Entries from a dataset:
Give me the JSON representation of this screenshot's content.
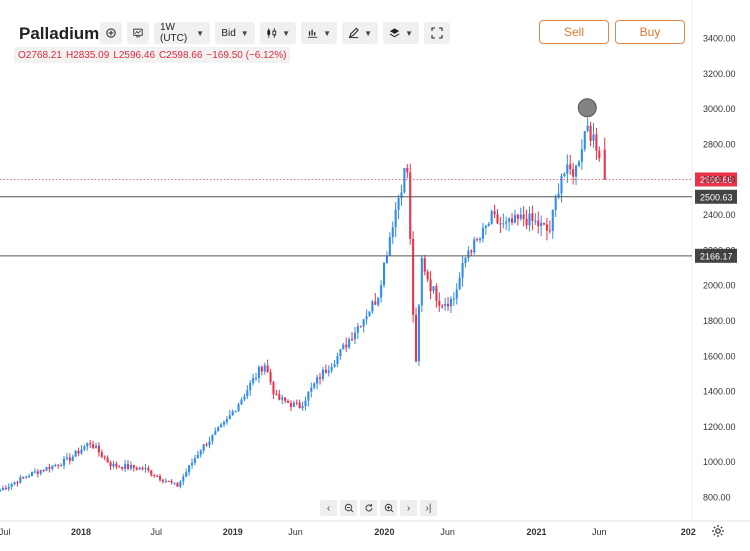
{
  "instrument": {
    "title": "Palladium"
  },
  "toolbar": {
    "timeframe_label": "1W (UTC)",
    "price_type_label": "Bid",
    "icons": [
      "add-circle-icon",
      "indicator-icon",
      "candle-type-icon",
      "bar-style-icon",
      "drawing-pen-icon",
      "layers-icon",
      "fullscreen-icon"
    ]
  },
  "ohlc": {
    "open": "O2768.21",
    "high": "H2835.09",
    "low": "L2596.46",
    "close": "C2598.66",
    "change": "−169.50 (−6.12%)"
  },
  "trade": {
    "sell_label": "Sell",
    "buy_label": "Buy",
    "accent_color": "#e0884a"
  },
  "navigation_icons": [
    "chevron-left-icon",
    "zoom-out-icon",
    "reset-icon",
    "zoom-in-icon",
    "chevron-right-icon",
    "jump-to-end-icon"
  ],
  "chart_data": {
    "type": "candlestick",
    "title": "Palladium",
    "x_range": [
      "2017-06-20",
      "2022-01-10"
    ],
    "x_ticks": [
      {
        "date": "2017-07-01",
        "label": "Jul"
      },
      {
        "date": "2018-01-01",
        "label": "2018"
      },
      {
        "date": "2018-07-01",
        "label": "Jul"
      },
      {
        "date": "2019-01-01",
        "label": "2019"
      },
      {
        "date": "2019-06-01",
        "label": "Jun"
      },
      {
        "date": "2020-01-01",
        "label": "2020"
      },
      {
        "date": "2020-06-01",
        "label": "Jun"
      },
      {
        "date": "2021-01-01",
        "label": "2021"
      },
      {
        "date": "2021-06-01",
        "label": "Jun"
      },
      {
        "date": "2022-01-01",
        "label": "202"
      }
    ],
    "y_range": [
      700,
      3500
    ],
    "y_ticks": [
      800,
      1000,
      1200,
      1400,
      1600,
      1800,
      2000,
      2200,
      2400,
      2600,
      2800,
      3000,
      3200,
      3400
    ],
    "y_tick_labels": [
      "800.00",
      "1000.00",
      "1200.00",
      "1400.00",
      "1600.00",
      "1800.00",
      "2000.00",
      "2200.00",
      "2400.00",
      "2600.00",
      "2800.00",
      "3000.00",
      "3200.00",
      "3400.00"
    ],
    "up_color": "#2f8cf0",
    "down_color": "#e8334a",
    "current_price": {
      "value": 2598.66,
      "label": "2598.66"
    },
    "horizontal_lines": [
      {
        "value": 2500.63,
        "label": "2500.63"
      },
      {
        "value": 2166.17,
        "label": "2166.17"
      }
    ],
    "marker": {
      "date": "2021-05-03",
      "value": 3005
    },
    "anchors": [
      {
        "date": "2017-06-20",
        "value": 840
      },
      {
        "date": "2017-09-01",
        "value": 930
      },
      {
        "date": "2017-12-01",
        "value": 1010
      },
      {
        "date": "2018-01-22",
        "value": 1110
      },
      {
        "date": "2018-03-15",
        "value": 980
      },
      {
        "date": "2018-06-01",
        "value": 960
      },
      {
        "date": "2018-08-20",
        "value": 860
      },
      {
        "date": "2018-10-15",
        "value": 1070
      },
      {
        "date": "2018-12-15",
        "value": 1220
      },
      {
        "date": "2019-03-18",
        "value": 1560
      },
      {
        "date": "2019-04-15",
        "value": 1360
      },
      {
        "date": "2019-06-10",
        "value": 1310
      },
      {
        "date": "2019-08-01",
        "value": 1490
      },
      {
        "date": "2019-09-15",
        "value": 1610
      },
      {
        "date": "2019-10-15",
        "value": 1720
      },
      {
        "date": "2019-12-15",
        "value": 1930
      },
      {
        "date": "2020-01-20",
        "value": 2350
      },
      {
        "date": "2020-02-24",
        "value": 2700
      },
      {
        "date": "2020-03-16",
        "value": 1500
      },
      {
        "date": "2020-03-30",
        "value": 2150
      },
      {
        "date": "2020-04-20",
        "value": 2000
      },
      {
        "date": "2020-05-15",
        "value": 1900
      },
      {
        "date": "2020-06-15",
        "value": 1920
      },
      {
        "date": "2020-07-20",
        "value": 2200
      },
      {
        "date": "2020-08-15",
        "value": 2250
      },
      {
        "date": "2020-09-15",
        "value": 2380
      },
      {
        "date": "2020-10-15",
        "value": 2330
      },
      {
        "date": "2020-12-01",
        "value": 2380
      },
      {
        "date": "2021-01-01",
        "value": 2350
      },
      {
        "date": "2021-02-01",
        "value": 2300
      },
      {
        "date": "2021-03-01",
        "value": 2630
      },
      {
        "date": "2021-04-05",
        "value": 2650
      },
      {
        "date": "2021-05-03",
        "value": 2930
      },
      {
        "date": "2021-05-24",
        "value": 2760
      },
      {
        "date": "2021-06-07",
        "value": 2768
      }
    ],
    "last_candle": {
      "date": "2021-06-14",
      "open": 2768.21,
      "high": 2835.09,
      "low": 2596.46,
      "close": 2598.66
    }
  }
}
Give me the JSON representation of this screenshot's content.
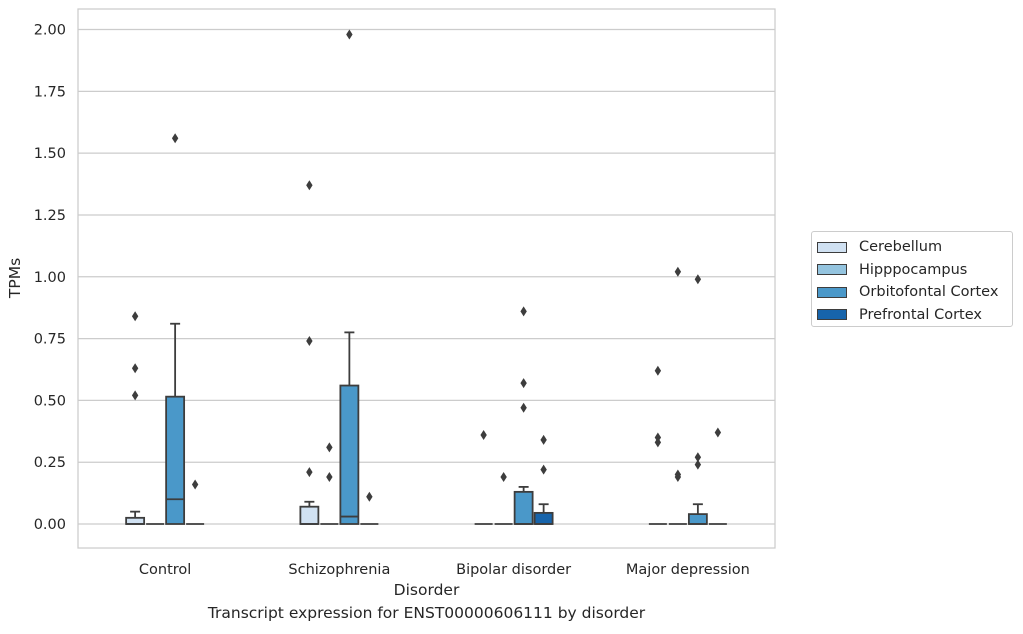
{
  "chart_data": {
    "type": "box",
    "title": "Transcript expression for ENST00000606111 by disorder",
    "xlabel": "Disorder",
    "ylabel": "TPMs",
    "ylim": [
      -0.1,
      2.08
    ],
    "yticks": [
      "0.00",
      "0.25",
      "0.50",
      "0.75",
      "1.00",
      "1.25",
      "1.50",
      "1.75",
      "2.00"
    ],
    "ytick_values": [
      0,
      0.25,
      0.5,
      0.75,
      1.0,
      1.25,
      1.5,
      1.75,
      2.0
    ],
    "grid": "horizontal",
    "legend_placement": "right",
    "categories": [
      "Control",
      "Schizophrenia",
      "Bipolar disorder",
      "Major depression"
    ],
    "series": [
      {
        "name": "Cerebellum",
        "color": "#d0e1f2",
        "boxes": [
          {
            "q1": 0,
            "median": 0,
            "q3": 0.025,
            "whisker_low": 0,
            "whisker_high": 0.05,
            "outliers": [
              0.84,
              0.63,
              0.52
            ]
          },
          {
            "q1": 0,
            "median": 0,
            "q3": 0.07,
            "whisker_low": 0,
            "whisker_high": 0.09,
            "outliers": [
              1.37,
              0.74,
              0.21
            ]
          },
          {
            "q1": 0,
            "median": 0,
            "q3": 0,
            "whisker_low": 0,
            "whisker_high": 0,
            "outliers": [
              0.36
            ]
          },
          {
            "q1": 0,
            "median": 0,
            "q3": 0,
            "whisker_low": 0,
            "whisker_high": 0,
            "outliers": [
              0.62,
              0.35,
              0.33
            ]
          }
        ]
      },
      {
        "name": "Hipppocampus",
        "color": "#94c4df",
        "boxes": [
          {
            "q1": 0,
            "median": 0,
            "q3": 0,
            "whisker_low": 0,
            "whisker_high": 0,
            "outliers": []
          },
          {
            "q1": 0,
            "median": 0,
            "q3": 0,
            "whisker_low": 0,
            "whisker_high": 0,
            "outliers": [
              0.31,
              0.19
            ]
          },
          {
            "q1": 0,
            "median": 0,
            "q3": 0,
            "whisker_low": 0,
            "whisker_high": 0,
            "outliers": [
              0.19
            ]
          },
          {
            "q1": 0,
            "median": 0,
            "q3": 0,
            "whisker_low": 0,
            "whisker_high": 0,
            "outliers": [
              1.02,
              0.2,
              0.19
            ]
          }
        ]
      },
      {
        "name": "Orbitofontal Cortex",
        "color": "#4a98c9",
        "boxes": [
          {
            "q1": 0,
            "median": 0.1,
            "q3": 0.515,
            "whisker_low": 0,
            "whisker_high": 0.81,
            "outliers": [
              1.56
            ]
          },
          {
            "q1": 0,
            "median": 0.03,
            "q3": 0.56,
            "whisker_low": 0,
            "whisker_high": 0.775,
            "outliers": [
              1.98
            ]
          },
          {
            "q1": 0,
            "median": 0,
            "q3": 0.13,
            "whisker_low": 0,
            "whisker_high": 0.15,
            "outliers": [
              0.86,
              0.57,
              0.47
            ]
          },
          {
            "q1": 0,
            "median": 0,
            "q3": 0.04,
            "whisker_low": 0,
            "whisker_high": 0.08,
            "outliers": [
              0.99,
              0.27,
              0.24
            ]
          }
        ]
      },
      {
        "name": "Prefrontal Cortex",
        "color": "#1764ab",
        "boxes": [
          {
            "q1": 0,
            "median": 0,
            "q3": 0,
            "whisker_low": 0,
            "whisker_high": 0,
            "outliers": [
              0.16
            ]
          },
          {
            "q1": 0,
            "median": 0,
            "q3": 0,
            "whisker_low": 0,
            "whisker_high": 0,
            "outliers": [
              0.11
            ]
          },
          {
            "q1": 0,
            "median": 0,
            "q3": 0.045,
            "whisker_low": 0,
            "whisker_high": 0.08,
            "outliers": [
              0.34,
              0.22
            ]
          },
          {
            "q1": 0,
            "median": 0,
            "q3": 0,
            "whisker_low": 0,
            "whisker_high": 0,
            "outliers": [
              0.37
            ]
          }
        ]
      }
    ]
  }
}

▶ **DIRECTIONS FOR THIS TASK**: Take every line above carrying "right" and return it.

▶ **FINAL RESULT**:
    "chevron-right-icon",
    "legend_placement": "right",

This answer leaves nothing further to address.